## BEGIN

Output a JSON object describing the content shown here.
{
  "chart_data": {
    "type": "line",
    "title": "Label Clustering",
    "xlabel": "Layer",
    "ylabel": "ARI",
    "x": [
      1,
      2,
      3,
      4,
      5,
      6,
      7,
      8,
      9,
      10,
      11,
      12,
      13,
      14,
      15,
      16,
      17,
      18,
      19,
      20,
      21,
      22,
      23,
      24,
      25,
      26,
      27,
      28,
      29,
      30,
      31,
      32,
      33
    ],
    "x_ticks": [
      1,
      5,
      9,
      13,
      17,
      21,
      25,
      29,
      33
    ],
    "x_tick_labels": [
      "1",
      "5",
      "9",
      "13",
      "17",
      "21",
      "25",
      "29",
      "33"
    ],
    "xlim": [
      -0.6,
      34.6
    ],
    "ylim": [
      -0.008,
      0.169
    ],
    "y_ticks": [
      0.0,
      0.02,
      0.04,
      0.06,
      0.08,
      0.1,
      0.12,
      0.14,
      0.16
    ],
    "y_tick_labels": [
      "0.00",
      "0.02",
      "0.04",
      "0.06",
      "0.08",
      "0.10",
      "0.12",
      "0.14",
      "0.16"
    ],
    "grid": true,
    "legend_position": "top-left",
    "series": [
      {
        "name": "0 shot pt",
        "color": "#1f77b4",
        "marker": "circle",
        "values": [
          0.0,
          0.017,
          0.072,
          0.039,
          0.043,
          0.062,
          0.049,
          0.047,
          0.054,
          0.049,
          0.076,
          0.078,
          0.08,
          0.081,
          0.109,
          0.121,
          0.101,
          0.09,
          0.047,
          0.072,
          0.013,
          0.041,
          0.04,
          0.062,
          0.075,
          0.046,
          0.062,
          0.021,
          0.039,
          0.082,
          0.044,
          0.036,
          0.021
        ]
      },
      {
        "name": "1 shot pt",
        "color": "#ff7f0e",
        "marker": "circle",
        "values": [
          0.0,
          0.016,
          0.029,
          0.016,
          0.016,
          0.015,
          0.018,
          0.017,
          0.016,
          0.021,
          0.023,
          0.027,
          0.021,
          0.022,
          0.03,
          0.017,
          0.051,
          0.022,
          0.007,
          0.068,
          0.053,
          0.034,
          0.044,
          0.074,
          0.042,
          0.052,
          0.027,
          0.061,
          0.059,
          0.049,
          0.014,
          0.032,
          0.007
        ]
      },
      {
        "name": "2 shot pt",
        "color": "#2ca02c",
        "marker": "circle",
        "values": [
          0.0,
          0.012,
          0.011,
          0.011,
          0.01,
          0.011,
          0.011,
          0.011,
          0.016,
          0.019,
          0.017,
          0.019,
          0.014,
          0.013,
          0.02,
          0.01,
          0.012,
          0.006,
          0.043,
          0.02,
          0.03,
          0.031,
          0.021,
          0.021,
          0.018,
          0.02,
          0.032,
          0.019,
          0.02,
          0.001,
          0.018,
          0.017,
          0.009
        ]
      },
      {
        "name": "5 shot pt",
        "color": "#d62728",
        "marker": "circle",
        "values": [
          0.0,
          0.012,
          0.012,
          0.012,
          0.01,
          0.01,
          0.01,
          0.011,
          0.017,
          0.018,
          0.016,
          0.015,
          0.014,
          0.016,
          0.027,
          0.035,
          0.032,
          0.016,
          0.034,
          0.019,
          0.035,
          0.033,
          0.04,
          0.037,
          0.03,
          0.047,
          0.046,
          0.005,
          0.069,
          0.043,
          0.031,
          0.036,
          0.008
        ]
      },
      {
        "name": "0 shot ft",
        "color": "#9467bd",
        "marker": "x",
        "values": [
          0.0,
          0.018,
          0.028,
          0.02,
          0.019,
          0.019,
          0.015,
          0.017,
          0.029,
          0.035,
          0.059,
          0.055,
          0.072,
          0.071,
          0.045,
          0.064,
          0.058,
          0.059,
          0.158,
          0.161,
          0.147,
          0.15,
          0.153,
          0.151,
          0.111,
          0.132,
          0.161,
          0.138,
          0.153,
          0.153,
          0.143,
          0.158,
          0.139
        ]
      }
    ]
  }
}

## END

Work to be completed
Sift the material for lines with the string "shot". Copy each one found.

Response below
        "name": "0 shot pt",
        "name": "1 shot pt",
        "name": "2 shot pt",
        "name": "5 shot pt",
        "name": "0 shot ft",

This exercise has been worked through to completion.